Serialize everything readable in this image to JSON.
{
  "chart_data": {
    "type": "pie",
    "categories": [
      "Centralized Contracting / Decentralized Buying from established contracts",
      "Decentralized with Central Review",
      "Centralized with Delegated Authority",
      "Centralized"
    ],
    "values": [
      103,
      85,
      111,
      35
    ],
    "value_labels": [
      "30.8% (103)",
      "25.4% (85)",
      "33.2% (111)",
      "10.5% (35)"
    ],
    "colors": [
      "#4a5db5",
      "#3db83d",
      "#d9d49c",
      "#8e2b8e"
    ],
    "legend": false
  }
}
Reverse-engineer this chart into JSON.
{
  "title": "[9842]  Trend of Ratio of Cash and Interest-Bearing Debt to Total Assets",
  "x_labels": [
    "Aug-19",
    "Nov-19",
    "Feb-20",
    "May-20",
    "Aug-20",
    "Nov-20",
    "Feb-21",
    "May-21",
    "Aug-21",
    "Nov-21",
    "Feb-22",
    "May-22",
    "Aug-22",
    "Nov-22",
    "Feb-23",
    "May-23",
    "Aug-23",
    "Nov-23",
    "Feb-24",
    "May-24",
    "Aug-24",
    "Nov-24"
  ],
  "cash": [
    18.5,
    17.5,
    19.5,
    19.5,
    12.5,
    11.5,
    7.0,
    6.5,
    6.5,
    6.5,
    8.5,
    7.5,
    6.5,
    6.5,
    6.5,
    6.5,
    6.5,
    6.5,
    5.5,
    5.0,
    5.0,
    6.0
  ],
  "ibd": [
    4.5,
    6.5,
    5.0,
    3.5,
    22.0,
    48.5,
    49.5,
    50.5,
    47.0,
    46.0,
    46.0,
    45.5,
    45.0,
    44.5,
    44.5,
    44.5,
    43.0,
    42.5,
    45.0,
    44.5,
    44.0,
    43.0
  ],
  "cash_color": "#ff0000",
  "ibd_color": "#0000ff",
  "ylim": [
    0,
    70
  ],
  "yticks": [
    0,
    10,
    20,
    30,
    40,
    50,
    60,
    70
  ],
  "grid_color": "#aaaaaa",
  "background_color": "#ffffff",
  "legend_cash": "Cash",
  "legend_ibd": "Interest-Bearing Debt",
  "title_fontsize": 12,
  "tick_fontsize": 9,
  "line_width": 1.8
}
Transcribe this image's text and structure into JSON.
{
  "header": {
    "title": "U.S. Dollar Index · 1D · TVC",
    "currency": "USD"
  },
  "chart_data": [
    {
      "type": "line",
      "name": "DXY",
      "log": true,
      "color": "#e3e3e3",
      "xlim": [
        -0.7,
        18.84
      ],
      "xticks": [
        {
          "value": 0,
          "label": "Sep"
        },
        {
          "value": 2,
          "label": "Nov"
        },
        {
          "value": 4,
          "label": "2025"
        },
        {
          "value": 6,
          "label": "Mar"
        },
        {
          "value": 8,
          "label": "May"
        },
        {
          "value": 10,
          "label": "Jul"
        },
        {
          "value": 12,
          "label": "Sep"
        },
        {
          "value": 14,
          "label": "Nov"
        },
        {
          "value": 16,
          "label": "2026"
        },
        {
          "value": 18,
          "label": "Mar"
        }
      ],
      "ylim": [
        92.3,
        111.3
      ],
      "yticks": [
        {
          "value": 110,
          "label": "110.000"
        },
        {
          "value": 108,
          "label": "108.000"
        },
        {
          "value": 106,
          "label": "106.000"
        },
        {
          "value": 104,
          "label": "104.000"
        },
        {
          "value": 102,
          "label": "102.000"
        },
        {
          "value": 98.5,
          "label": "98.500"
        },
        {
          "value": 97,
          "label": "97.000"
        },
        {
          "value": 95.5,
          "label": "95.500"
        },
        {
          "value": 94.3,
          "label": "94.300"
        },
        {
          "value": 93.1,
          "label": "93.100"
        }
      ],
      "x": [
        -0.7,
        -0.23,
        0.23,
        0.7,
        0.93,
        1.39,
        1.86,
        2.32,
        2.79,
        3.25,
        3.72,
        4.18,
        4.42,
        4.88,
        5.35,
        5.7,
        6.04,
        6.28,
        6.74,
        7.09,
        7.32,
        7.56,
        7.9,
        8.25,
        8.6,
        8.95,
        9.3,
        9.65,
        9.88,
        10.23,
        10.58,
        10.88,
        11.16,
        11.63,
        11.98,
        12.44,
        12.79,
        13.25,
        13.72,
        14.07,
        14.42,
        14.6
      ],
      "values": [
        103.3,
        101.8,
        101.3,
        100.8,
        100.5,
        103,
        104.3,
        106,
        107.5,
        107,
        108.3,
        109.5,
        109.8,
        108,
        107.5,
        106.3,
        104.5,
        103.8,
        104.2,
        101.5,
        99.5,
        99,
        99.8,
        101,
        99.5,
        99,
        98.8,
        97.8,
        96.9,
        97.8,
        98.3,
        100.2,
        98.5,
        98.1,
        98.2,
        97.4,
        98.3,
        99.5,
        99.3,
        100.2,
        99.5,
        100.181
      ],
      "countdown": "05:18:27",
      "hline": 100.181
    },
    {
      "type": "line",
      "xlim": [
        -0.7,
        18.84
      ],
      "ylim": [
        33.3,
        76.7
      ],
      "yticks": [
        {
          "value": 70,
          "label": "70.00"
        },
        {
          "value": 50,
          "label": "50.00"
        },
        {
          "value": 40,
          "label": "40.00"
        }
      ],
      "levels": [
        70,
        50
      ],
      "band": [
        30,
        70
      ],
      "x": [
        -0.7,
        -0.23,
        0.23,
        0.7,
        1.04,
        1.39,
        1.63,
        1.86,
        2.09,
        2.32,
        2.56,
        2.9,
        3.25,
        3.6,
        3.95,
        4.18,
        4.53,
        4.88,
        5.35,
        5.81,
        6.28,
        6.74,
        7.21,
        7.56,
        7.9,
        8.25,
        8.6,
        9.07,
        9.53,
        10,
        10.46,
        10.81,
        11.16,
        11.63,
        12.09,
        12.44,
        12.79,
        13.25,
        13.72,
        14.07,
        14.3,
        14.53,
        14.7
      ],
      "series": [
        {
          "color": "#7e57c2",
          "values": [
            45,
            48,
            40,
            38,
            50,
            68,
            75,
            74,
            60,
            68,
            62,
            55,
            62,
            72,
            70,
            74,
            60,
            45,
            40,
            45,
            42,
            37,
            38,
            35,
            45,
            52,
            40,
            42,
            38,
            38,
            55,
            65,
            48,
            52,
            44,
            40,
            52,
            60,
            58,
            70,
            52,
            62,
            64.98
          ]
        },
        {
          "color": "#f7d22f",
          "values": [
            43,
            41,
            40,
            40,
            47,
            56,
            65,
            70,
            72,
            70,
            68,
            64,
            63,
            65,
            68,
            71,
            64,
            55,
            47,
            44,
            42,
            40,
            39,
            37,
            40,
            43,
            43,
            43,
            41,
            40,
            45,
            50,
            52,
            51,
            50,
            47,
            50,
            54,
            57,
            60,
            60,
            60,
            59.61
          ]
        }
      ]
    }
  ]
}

• What to do:
Select and copy every line of the material that holds the string "this".

• Answer for the task:
Serialize everything readable in this image to JSON.
Reverse-engineer this chart into JSON.
Transcribe this image's text and structure into JSON.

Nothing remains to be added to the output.